Output the records. Match them exactly.

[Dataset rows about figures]
•••

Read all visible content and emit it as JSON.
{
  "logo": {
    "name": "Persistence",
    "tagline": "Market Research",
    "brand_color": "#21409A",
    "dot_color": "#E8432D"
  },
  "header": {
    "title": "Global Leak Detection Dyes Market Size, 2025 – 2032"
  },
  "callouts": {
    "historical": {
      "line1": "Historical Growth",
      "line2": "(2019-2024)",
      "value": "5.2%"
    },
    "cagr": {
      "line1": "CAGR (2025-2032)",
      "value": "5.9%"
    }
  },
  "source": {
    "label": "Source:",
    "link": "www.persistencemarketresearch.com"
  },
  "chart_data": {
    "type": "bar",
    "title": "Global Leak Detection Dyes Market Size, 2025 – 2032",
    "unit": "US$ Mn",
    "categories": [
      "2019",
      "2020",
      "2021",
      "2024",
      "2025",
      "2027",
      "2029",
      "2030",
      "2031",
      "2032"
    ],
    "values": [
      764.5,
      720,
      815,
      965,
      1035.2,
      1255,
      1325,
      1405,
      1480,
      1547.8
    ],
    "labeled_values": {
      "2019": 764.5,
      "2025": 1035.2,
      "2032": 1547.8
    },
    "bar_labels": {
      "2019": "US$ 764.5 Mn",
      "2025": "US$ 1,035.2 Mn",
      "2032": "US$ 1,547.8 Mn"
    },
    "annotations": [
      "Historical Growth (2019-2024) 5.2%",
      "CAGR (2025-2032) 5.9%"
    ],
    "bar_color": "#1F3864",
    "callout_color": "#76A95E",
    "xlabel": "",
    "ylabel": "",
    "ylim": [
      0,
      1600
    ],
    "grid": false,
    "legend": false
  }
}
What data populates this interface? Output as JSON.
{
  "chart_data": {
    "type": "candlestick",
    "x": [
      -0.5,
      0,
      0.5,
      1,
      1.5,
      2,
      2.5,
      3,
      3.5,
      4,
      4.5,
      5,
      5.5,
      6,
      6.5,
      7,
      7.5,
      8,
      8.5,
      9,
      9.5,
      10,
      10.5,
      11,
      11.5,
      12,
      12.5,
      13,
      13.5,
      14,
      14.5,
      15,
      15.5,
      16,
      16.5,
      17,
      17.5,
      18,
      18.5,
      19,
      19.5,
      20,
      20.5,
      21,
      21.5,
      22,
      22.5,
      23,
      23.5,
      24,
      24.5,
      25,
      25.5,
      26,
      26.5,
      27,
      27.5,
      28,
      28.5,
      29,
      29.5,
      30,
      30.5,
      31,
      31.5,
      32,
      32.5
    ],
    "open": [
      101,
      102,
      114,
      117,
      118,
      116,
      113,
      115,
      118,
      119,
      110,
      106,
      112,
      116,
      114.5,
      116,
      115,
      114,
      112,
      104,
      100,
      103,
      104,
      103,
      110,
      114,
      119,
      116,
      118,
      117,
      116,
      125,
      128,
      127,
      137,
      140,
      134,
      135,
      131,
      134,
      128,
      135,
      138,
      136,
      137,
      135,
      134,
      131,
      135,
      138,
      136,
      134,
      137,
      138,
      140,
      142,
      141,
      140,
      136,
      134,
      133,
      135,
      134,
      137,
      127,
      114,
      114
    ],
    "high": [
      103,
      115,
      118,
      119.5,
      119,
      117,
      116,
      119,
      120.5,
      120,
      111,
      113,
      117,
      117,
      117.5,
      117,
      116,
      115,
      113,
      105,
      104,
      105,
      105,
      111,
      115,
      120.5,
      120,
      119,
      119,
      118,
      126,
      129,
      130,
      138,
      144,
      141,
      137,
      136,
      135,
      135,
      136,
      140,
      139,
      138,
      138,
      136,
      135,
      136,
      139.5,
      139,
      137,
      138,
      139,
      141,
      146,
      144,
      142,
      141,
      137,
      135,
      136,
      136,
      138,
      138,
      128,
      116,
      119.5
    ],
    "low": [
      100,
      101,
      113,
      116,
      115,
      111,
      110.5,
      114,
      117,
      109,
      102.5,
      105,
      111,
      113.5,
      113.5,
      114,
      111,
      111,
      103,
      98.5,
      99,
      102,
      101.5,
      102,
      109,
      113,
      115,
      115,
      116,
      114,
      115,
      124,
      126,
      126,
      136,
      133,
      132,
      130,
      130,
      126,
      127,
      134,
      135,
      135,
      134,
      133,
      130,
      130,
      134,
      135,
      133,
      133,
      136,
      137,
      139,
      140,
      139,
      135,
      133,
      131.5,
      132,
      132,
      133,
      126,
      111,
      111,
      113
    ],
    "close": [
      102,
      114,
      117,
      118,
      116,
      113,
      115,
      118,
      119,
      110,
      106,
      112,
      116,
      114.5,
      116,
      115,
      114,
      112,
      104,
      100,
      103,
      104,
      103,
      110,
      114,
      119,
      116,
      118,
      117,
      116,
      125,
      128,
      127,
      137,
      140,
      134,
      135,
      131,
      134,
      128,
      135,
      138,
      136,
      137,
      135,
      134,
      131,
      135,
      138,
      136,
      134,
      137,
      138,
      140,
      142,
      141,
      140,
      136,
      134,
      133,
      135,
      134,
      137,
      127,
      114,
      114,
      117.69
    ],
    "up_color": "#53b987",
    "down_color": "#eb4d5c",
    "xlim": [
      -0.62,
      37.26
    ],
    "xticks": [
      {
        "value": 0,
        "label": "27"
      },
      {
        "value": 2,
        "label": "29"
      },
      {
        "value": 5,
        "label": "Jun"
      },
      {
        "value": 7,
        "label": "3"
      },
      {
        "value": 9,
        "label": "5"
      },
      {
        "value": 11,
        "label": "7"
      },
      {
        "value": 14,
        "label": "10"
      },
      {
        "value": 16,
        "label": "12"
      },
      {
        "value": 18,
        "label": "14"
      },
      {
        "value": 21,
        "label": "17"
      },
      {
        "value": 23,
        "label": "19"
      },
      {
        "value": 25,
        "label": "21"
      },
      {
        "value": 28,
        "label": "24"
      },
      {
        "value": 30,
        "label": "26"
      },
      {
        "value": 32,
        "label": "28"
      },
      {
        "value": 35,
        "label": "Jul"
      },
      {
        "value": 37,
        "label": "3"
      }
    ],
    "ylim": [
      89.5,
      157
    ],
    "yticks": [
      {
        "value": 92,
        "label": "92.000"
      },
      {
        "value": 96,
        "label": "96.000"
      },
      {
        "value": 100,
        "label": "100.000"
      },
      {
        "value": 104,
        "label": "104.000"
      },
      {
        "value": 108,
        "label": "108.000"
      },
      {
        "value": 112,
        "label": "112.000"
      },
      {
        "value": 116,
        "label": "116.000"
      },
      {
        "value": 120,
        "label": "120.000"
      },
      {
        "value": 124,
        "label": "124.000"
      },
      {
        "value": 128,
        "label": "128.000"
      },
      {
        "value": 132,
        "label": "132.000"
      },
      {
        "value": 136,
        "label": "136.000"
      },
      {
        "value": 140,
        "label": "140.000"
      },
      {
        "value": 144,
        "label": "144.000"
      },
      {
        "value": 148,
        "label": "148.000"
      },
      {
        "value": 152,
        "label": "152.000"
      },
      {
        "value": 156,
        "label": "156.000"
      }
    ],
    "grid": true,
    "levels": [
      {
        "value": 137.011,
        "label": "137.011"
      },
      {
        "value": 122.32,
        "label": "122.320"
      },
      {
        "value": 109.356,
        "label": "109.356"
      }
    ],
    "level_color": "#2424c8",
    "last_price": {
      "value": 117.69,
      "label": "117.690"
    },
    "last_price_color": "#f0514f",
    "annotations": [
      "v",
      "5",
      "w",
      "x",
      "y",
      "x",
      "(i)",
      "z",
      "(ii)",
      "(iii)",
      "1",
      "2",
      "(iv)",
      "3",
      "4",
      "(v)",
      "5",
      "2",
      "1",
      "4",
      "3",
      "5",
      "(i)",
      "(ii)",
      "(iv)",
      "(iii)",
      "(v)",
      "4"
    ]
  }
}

•••

- **Written answer**
Read all visible content and emit it as JSON.
{
  "logo": {
    "name": "Persistence",
    "tagline": "Market Research",
    "brand_color": "#21409A",
    "dot_color": "#E8432D"
  },
  "header": {
    "title": "Global Leak Detection Dyes Market Size, 2025 – 2032"
  },
  "callouts": {
    "historical": {
      "line1": "Historical Growth",
      "line2": "(2019-2024)",
      "value": "5.2%"
    },
    "cagr": {
      "line1": "CAGR (2025-2032)",
      "value": "5.9%"
    }
  },
  "source": {
    "label": "Source:",
    "link": "www.persistencemarketresearch.com"
  },
  "chart_data": {
    "type": "bar",
    "title": "Global Leak Detection Dyes Market Size, 2025 – 2032",
    "unit": "US$ Mn",
    "categories": [
      "2019",
      "2020",
      "2021",
      "2024",
      "2025",
      "2027",
      "2029",
      "2030",
      "2031",
      "2032"
    ],
    "values": [
      764.5,
      720,
      815,
      965,
      1035.2,
      1255,
      1325,
      1405,
      1480,
      1547.8
    ],
    "labeled_values": {
      "2019": 764.5,
      "2025": 1035.2,
      "2032": 1547.8
    },
    "bar_labels": {
      "2019": "US$ 764.5 Mn",
      "2025": "US$ 1,035.2 Mn",
      "2032": "US$ 1,547.8 Mn"
    },
    "annotations": [
      "Historical Growth (2019-2024) 5.2%",
      "CAGR (2025-2032) 5.9%"
    ],
    "bar_color": "#1F3864",
    "callout_color": "#76A95E",
    "xlabel": "",
    "ylabel": "",
    "ylim": [
      0,
      1600
    ],
    "grid": false,
    "legend": false
  }
}
What data populates this interface? Output as JSON.
{
  "chart_data": {
    "type": "candlestick",
    "x": [
      -0.5,
      0,
      0.5,
      1,
      1.5,
      2,
      2.5,
      3,
      3.5,
      4,
      4.5,
      5,
      5.5,
      6,
      6.5,
      7,
      7.5,
      8,
      8.5,
      9,
      9.5,
      10,
      10.5,
      11,
      11.5,
      12,
      12.5,
      13,
      13.5,
      14,
      14.5,
      15,
      15.5,
      16,
      16.5,
      17,
      17.5,
      18,
      18.5,
      19,
      19.5,
      20,
      20.5,
      21,
      21.5,
      22,
      22.5,
      23,
      23.5,
      24,
      24.5,
      25,
      25.5,
      26,
      26.5,
      27,
      27.5,
      28,
      28.5,
      29,
      29.5,
      30,
      30.5,
      31,
      31.5,
      32,
      32.5
    ],
    "open": [
      101,
      102,
      114,
      117,
      118,
      116,
      113,
      115,
      118,
      119,
      110,
      106,
      112,
      116,
      114.5,
      116,
      115,
      114,
      112,
      104,
      100,
      103,
      104,
      103,
      110,
      114,
      119,
      116,
      118,
      117,
      116,
      125,
      128,
      127,
      137,
      140,
      134,
      135,
      131,
      134,
      128,
      135,
      138,
      136,
      137,
      135,
      134,
      131,
      135,
      138,
      136,
      134,
      137,
      138,
      140,
      142,
      141,
      140,
      136,
      134,
      133,
      135,
      134,
      137,
      127,
      114,
      114
    ],
    "high": [
      103,
      115,
      118,
      119.5,
      119,
      117,
      116,
      119,
      120.5,
      120,
      111,
      113,
      117,
      117,
      117.5,
      117,
      116,
      115,
      113,
      105,
      104,
      105,
      105,
      111,
      115,
      120.5,
      120,
      119,
      119,
      118,
      126,
      129,
      130,
      138,
      144,
      141,
      137,
      136,
      135,
      135,
      136,
      140,
      139,
      138,
      138,
      136,
      135,
      136,
      139.5,
      139,
      137,
      138,
      139,
      141,
      146,
      144,
      142,
      141,
      137,
      135,
      136,
      136,
      138,
      138,
      128,
      116,
      119.5
    ],
    "low": [
      100,
      101,
      113,
      116,
      115,
      111,
      110.5,
      114,
      117,
      109,
      102.5,
      105,
      111,
      113.5,
      113.5,
      114,
      111,
      111,
      103,
      98.5,
      99,
      102,
      101.5,
      102,
      109,
      113,
      115,
      115,
      116,
      114,
      115,
      124,
      126,
      126,
      136,
      133,
      132,
      130,
      130,
      126,
      127,
      134,
      135,
      135,
      134,
      133,
      130,
      130,
      134,
      135,
      133,
      133,
      136,
      137,
      139,
      140,
      139,
      135,
      133,
      131.5,
      132,
      132,
      133,
      126,
      111,
      111,
      113
    ],
    "close": [
      102,
      114,
      117,
      118,
      116,
      113,
      115,
      118,
      119,
      110,
      106,
      112,
      116,
      114.5,
      116,
      115,
      114,
      112,
      104,
      100,
      103,
      104,
      103,
      110,
      114,
      119,
      116,
      118,
      117,
      116,
      125,
      128,
      127,
      137,
      140,
      134,
      135,
      131,
      134,
      128,
      135,
      138,
      136,
      137,
      135,
      134,
      131,
      135,
      138,
      136,
      134,
      137,
      138,
      140,
      142,
      141,
      140,
      136,
      134,
      133,
      135,
      134,
      137,
      127,
      114,
      114,
      117.69
    ],
    "up_color": "#53b987",
    "down_color": "#eb4d5c",
    "xlim": [
      -0.62,
      37.26
    ],
    "xticks": [
      {
        "value": 0,
        "label": "27"
      },
      {
        "value": 2,
        "label": "29"
      },
      {
        "value": 5,
        "label": "Jun"
      },
      {
        "value": 7,
        "label": "3"
      },
      {
        "value": 9,
        "label": "5"
      },
      {
        "value": 11,
        "label": "7"
      },
      {
        "value": 14,
        "label": "10"
      },
      {
        "value": 16,
        "label": "12"
      },
      {
        "value": 18,
        "label": "14"
      },
      {
        "value": 21,
        "label": "17"
      },
      {
        "value": 23,
        "label": "19"
      },
      {
        "value": 25,
        "label": "21"
      },
      {
        "value": 28,
        "label": "24"
      },
      {
        "value": 30,
        "label": "26"
      },
      {
        "value": 32,
        "label": "28"
      },
      {
        "value": 35,
        "label": "Jul"
      },
      {
        "value": 37,
        "label": "3"
      }
    ],
    "ylim": [
      89.5,
      157
    ],
    "yticks": [
      {
        "value": 92,
        "label": "92.000"
      },
      {
        "value": 96,
        "label": "96.000"
      },
      {
        "value": 100,
        "label": "100.000"
      },
      {
        "value": 104,
        "label": "104.000"
      },
      {
        "value": 108,
        "label": "108.000"
      },
      {
        "value": 112,
        "label": "112.000"
      },
      {
        "value": 116,
        "label": "116.000"
      },
      {
        "value": 120,
        "label": "120.000"
      },
      {
        "value": 124,
        "label": "124.000"
      },
      {
        "value": 128,
        "label": "128.000"
      },
      {
        "value": 132,
        "label": "132.000"
      },
      {
        "value": 136,
        "label": "136.000"
      },
      {
        "value": 140,
        "label": "140.000"
      },
      {
        "value": 144,
        "label": "144.000"
      },
      {
        "value": 148,
        "label": "148.000"
      },
      {
        "value": 152,
        "label": "152.000"
      },
      {
        "value": 156,
        "label": "156.000"
      }
    ],
    "grid": true,
    "levels": [
      {
        "value": 137.011,
        "label": "137.011"
      },
      {
        "value": 122.32,
        "label": "122.320"
      },
      {
        "value": 109.356,
        "label": "109.356"
      }
    ],
    "level_color": "#2424c8",
    "last_price": {
      "value": 117.69,
      "label": "117.690"
    },
    "last_price_color": "#f0514f",
    "annotations": [
      "v",
      "5",
      "w",
      "x",
      "y",
      "x",
      "(i)",
      "z",
      "(ii)",
      "(iii)",
      "1",
      "2",
      "(iv)",
      "3",
      "4",
      "(v)",
      "5",
      "2",
      "1",
      "4",
      "3",
      "5",
      "(i)",
      "(ii)",
      "(iv)",
      "(iii)",
      "(v)",
      "4"
    ]
  }
}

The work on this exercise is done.